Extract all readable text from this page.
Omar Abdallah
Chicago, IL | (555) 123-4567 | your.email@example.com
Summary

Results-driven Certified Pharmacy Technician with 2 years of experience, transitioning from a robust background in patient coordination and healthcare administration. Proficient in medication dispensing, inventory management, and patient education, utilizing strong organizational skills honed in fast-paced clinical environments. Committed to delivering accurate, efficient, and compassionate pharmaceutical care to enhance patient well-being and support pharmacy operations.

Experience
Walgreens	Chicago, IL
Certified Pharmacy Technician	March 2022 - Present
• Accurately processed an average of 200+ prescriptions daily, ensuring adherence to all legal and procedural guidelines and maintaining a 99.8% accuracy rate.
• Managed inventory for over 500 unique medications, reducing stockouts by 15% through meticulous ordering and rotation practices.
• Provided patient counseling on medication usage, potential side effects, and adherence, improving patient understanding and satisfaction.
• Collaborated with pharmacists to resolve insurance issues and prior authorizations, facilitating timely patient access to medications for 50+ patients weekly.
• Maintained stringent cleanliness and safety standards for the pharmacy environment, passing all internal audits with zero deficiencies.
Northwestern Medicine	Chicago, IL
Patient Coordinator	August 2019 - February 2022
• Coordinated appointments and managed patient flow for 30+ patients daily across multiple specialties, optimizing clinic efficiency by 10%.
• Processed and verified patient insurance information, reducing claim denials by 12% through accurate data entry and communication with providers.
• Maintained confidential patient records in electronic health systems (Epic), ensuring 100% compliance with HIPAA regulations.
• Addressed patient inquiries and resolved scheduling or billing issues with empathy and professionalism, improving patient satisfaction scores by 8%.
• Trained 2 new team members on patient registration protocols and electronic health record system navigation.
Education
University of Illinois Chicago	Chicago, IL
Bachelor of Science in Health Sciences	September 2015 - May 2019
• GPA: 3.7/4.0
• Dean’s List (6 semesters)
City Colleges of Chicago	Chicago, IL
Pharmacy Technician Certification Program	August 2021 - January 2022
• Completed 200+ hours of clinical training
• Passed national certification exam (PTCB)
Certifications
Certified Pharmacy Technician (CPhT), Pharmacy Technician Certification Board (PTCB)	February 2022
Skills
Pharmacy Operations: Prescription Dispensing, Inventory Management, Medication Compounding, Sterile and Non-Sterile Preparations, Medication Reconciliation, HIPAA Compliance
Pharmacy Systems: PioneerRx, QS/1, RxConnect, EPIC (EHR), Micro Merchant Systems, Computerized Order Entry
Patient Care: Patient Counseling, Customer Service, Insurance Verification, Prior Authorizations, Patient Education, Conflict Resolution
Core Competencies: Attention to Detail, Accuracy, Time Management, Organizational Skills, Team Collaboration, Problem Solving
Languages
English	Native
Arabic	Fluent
──────
PROMPT: Sift the material for lines with the string "Maintained". Copy each one found.

RESULT OF THIS EXERCISE:
• Maintained stringent cleanliness and safety standards for the pharmacy environment, passing all internal audits with zero deficiencies.
• Maintained confidential patient records in electronic health systems (Epic), ensuring 100% compliance with HIPAA regulations.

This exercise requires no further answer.